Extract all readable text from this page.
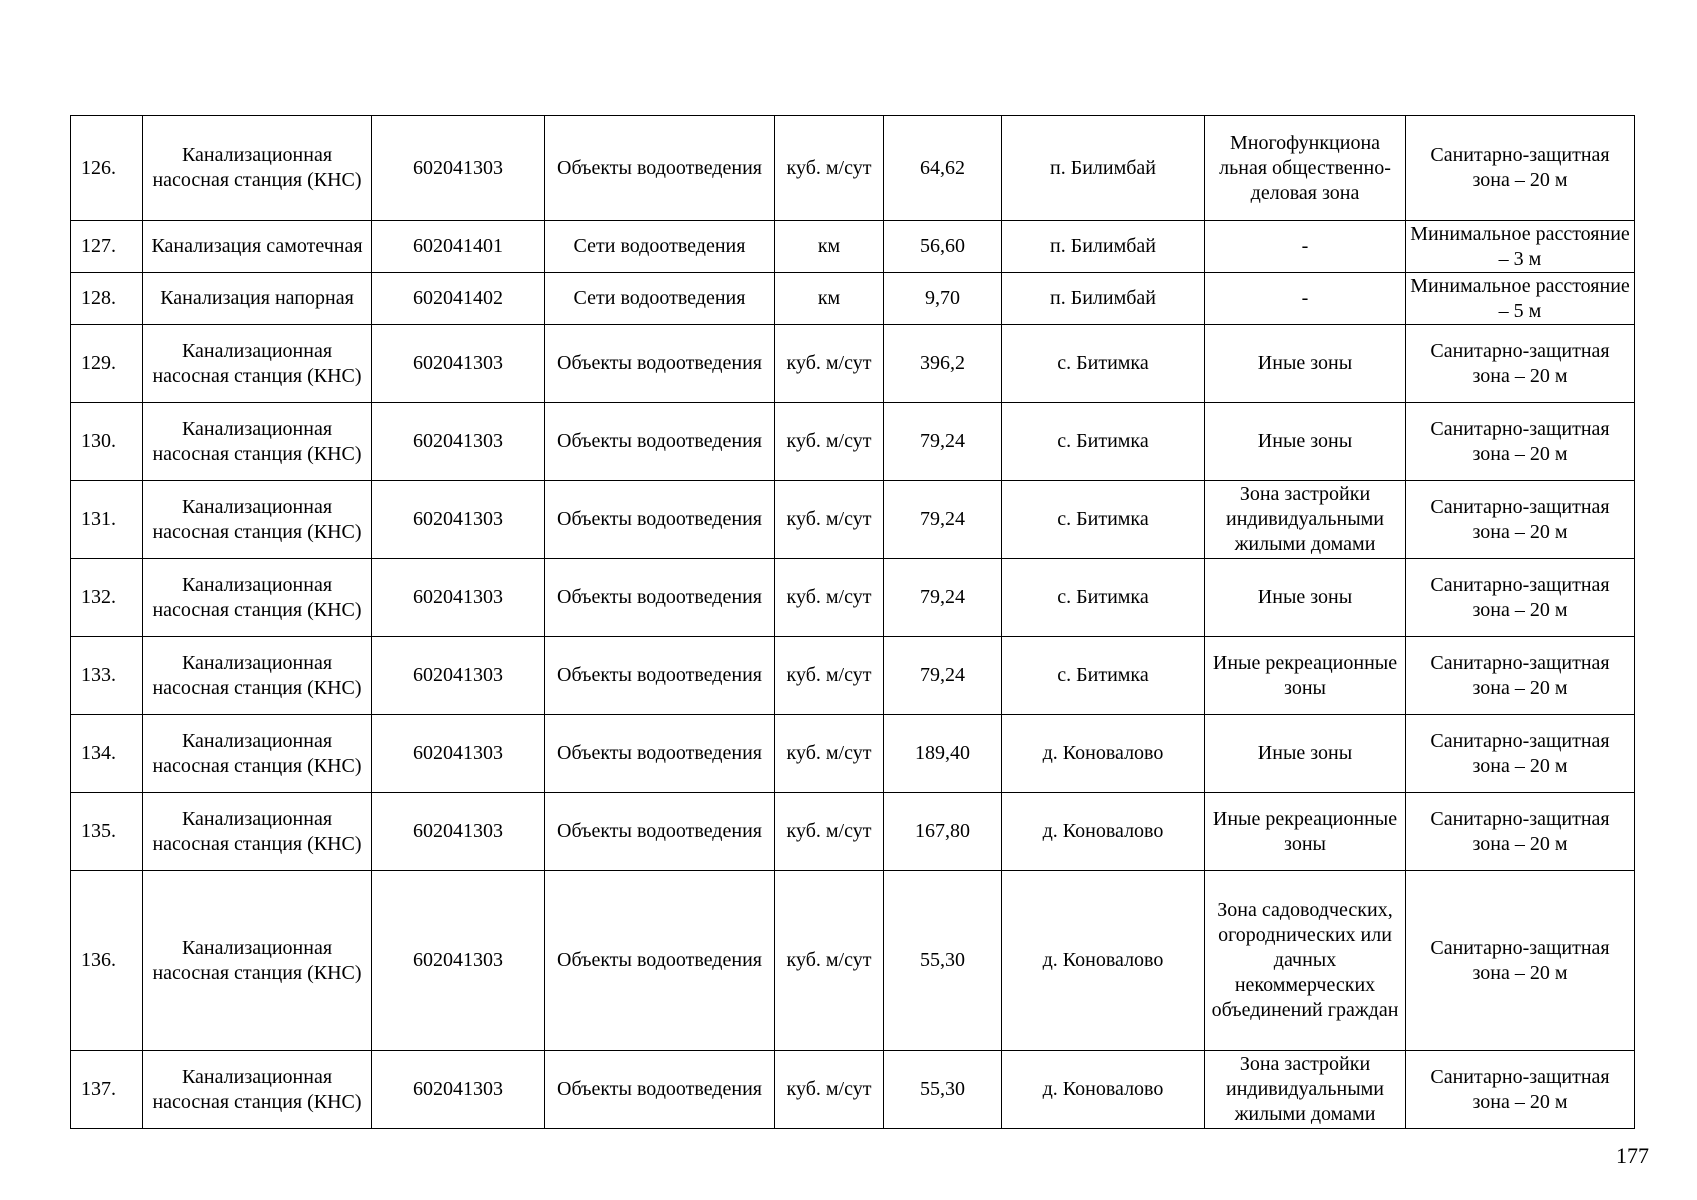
126.	Канализационная насосная станция (КНС)	602041303	Объекты водоотведения	куб. м/сут	64,62	п. Билимбай	Многофункциона льная общественно-деловая зона	Санитарно-защитная зона – 20 м
127.	Канализация самотечная	602041401	Сети водоотведения	км	56,60	п. Билимбай	-	Минимальное расстояние – 3 м
128.	Канализация напорная	602041402	Сети водоотведения	км	9,70	п. Билимбай	-	Минимальное расстояние – 5 м
129.	Канализационная насосная станция (КНС)	602041303	Объекты водоотведения	куб. м/сут	396,2	с. Битимка	Иные зоны	Санитарно-защитная зона – 20 м
130.	Канализационная насосная станция (КНС)	602041303	Объекты водоотведения	куб. м/сут	79,24	с. Битимка	Иные зоны	Санитарно-защитная зона – 20 м
131.	Канализационная насосная станция (КНС)	602041303	Объекты водоотведения	куб. м/сут	79,24	с. Битимка	Зона застройки индивидуальными жилыми домами	Санитарно-защитная зона – 20 м
132.	Канализационная насосная станция (КНС)	602041303	Объекты водоотведения	куб. м/сут	79,24	с. Битимка	Иные зоны	Санитарно-защитная зона – 20 м
133.	Канализационная насосная станция (КНС)	602041303	Объекты водоотведения	куб. м/сут	79,24	с. Битимка	Иные рекреационные зоны	Санитарно-защитная зона – 20 м
134.	Канализационная насосная станция (КНС)	602041303	Объекты водоотведения	куб. м/сут	189,40	д. Коновалово	Иные зоны	Санитарно-защитная зона – 20 м
135.	Канализационная насосная станция (КНС)	602041303	Объекты водоотведения	куб. м/сут	167,80	д. Коновалово	Иные рекреационные зоны	Санитарно-защитная зона – 20 м
136.	Канализационная насосная станция (КНС)	602041303	Объекты водоотведения	куб. м/сут	55,30	д. Коновалово	Зона садоводческих, огороднических или дачных некоммерческих объединений граждан	Санитарно-защитная зона – 20 м
137.	Канализационная насосная станция (КНС)	602041303	Объекты водоотведения	куб. м/сут	55,30	д. Коновалово	Зона застройки индивидуальными жилыми домами	Санитарно-защитная зона – 20 м
177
==*==
WHAT THE EXERCISE ASKS:
Set down the records in full and exactly. Do not carry over any image.

RESPONSE FOR THIS EXERCISE:
Extract all readable text from this page.
126.	Канализационная насосная станция (КНС)	602041303	Объекты водоотведения	куб. м/сут	64,62	п. Билимбай	Многофункциона льная общественно-деловая зона	Санитарно-защитная зона – 20 м
127.	Канализация самотечная	602041401	Сети водоотведения	км	56,60	п. Билимбай	-	Минимальное расстояние – 3 м
128.	Канализация напорная	602041402	Сети водоотведения	км	9,70	п. Билимбай	-	Минимальное расстояние – 5 м
129.	Канализационная насосная станция (КНС)	602041303	Объекты водоотведения	куб. м/сут	396,2	с. Битимка	Иные зоны	Санитарно-защитная зона – 20 м
130.	Канализационная насосная станция (КНС)	602041303	Объекты водоотведения	куб. м/сут	79,24	с. Битимка	Иные зоны	Санитарно-защитная зона – 20 м
131.	Канализационная насосная станция (КНС)	602041303	Объекты водоотведения	куб. м/сут	79,24	с. Битимка	Зона застройки индивидуальными жилыми домами	Санитарно-защитная зона – 20 м
132.	Канализационная насосная станция (КНС)	602041303	Объекты водоотведения	куб. м/сут	79,24	с. Битимка	Иные зоны	Санитарно-защитная зона – 20 м
133.	Канализационная насосная станция (КНС)	602041303	Объекты водоотведения	куб. м/сут	79,24	с. Битимка	Иные рекреационные зоны	Санитарно-защитная зона – 20 м
134.	Канализационная насосная станция (КНС)	602041303	Объекты водоотведения	куб. м/сут	189,40	д. Коновалово	Иные зоны	Санитарно-защитная зона – 20 м
135.	Канализационная насосная станция (КНС)	602041303	Объекты водоотведения	куб. м/сут	167,80	д. Коновалово	Иные рекреационные зоны	Санитарно-защитная зона – 20 м
136.	Канализационная насосная станция (КНС)	602041303	Объекты водоотведения	куб. м/сут	55,30	д. Коновалово	Зона садоводческих, огороднических или дачных некоммерческих объединений граждан	Санитарно-защитная зона – 20 м
137.	Канализационная насосная станция (КНС)	602041303	Объекты водоотведения	куб. м/сут	55,30	д. Коновалово	Зона застройки индивидуальными жилыми домами	Санитарно-защитная зона – 20 м
177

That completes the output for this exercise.